• Task requirements: Wherever the word "Science" appears in a line, copy that line.

** start **

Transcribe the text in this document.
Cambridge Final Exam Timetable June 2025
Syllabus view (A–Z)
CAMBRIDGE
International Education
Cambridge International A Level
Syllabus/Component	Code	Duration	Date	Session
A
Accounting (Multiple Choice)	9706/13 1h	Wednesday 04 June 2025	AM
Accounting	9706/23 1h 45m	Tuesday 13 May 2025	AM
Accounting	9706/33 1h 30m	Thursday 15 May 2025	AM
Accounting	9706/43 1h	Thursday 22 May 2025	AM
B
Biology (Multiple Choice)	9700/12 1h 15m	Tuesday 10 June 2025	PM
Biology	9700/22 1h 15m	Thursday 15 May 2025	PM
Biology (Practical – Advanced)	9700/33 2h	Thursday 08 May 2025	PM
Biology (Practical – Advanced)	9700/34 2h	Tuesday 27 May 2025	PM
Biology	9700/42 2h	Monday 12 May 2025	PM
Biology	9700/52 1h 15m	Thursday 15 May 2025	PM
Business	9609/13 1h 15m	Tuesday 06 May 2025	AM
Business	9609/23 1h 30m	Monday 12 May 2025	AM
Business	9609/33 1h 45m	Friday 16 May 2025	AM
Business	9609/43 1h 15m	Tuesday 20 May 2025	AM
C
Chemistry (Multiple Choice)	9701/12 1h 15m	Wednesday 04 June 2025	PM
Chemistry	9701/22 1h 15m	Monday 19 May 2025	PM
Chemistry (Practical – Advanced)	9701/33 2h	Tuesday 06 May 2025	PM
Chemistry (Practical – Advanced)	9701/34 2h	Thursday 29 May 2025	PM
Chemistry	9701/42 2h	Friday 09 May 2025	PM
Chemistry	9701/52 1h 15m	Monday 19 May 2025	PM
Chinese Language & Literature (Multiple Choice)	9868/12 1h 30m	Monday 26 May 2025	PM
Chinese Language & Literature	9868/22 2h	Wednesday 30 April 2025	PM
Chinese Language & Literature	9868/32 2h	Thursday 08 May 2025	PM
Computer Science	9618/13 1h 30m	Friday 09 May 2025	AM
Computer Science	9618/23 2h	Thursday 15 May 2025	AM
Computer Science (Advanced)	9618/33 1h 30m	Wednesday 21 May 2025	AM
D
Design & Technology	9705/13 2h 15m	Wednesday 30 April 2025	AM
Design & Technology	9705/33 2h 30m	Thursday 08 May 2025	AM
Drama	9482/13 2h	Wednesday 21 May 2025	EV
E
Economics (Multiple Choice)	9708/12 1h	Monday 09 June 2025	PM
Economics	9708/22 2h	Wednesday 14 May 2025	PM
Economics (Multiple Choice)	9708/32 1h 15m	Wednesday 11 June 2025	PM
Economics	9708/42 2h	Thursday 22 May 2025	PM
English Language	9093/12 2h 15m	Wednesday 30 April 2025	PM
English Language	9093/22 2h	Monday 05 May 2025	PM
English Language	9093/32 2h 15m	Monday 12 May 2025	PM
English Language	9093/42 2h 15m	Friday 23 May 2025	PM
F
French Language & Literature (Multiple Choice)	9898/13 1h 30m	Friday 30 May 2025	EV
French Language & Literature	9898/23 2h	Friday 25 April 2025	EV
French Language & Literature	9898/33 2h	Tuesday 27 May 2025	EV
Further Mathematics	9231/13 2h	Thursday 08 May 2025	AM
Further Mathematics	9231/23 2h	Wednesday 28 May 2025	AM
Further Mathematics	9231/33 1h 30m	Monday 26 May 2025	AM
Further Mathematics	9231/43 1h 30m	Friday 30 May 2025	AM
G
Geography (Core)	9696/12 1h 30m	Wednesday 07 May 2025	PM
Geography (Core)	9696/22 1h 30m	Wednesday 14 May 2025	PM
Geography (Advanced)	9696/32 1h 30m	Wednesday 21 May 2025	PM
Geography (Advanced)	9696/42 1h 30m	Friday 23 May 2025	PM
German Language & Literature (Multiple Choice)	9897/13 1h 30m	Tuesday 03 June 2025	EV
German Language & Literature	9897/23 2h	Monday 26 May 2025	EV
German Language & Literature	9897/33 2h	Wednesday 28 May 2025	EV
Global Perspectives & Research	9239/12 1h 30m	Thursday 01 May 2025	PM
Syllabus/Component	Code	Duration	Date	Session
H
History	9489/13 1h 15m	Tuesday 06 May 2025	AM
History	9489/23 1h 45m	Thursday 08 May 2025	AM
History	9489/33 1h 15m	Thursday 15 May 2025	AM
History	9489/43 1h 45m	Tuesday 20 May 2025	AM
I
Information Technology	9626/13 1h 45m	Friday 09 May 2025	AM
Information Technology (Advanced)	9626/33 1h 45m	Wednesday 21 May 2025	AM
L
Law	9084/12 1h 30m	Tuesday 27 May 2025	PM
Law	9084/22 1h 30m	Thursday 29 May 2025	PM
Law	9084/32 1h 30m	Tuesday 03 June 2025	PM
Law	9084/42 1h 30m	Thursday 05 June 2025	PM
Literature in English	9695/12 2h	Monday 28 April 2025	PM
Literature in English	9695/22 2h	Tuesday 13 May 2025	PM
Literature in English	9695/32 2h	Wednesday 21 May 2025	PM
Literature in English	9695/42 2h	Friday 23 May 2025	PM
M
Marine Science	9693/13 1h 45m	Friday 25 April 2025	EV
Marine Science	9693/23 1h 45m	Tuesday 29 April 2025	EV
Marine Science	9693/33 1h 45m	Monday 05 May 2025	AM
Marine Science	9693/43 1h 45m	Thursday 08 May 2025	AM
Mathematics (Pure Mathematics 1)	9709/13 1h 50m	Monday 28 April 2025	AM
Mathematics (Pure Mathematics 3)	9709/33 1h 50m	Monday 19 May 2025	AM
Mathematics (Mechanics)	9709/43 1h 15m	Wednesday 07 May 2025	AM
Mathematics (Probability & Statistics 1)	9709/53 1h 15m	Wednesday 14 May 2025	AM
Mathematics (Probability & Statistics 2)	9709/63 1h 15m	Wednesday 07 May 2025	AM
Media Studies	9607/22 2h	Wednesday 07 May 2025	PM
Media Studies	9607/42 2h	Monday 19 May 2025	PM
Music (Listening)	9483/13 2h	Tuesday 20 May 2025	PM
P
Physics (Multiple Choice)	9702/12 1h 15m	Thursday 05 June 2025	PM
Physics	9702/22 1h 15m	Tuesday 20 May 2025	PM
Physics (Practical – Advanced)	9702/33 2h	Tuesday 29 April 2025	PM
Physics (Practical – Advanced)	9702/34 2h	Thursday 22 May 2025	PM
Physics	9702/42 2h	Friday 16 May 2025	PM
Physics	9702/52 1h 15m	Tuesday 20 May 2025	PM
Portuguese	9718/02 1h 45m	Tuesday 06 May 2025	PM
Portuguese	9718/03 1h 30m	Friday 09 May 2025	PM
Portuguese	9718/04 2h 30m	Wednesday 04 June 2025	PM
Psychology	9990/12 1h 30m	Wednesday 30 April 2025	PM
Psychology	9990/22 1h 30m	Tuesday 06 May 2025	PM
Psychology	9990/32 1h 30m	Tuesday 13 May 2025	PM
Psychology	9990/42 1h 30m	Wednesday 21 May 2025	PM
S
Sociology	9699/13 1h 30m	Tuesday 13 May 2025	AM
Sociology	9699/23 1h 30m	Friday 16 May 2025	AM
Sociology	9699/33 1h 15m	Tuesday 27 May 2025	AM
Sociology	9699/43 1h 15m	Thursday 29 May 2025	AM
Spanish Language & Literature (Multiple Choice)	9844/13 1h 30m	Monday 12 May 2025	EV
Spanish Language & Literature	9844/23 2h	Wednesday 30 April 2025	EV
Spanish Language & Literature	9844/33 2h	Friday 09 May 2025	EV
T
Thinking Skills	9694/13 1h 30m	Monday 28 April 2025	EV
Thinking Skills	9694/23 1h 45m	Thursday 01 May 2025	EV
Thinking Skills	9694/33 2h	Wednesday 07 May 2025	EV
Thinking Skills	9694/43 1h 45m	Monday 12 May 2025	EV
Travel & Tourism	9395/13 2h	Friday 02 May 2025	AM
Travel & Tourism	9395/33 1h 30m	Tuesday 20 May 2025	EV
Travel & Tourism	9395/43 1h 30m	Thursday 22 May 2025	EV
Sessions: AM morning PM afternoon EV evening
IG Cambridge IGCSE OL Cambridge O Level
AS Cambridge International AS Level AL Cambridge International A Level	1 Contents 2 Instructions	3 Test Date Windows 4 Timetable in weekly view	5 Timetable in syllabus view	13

** end **

• Exercise solution:
Computer Science	9618/13 1h 30m	Friday 09 May 2025	AM
Computer Science	9618/23 2h	Thursday 15 May 2025	AM
Computer Science (Advanced)	9618/33 1h 30m	Wednesday 21 May 2025	AM
Marine Science	9693/13 1h 45m	Friday 25 April 2025	EV
Marine Science	9693/23 1h 45m	Tuesday 29 April 2025	EV
Marine Science	9693/33 1h 45m	Monday 05 May 2025	AM
Marine Science	9693/43 1h 45m	Thursday 08 May 2025	AM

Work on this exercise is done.